◆ **Given problem**
Extract exactly and only the lines of the data below, starting at the line with "Enumerate this screenshot's" and stopping after the final line.

Structured figure records:
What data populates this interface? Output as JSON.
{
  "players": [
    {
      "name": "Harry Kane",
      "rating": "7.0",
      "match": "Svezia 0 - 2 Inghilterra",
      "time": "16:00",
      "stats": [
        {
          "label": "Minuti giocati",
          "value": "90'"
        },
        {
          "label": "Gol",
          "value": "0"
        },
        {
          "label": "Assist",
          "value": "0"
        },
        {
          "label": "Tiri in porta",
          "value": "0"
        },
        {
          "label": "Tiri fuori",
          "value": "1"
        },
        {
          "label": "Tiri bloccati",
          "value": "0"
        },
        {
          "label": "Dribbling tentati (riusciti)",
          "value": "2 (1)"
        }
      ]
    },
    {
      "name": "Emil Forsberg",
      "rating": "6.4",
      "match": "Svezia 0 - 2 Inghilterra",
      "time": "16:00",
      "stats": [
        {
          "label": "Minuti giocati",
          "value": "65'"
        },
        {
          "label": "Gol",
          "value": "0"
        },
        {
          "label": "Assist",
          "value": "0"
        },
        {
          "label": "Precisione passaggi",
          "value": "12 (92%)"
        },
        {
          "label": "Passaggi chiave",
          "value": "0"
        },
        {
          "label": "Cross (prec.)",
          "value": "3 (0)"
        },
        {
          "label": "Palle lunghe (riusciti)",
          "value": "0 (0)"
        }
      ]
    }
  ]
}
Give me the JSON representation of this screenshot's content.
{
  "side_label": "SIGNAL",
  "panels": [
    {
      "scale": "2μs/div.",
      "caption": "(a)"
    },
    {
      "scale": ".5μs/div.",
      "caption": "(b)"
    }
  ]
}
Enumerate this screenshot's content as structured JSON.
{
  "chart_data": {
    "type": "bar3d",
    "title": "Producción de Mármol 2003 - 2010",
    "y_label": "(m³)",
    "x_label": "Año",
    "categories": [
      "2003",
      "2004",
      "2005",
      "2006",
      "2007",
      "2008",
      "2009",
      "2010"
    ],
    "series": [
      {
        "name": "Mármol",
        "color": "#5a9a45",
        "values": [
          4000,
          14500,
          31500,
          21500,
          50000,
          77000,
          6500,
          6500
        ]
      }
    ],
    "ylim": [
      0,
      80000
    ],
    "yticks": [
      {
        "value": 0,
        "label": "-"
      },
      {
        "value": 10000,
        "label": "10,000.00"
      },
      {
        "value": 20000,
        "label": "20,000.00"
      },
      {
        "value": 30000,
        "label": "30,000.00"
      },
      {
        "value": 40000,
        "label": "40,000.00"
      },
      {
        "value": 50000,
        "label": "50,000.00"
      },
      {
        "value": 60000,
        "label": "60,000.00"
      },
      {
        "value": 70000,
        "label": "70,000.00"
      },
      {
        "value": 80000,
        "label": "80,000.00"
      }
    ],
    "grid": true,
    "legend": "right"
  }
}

◆ **Result for this task**
Enumerate this screenshot's content as structured JSON.
{
  "chart_data": {
    "type": "bar3d",
    "title": "Producción de Mármol 2003 - 2010",
    "y_label": "(m³)",
    "x_label": "Año",
    "categories": [
      "2003",
      "2004",
      "2005",
      "2006",
      "2007",
      "2008",
      "2009",
      "2010"
    ],
    "series": [
      {
        "name": "Mármol",
        "color": "#5a9a45",
        "values": [
          4000,
          14500,
          31500,
          21500,
          50000,
          77000,
          6500,
          6500
        ]
      }
    ],
    "ylim": [
      0,
      80000
    ],
    "yticks": [
      {
        "value": 0,
        "label": "-"
      },
      {
        "value": 10000,
        "label": "10,000.00"
      },
      {
        "value": 20000,
        "label": "20,000.00"
      },
      {
        "value": 30000,
        "label": "30,000.00"
      },
      {
        "value": 40000,
        "label": "40,000.00"
      },
      {
        "value": 50000,
        "label": "50,000.00"
      },
      {
        "value": 60000,
        "label": "60,000.00"
      },
      {
        "value": 70000,
        "label": "70,000.00"
      },
      {
        "value": 80000,
        "label": "80,000.00"
      }
    ],
    "grid": true,
    "legend": "right"
  }
}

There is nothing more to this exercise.